*What the task asks*
Across the entries, how many lines have the string "Rouwcentrum" in them? Reply with only a number.
* start *
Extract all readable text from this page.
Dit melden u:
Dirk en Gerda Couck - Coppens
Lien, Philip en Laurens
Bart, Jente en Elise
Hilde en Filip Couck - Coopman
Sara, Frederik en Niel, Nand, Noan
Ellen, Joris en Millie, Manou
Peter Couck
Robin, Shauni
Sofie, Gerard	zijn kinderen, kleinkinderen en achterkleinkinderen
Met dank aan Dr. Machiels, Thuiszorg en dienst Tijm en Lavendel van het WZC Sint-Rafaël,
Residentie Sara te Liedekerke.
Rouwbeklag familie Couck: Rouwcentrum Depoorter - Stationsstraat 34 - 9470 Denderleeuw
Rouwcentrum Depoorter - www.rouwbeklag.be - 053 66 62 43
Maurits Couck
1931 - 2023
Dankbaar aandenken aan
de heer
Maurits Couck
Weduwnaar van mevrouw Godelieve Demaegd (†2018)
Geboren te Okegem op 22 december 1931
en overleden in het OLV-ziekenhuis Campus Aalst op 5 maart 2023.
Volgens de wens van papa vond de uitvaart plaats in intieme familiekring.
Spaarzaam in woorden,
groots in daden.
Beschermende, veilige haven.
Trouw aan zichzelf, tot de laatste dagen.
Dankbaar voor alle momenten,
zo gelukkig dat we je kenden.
* end *
*The reply*
2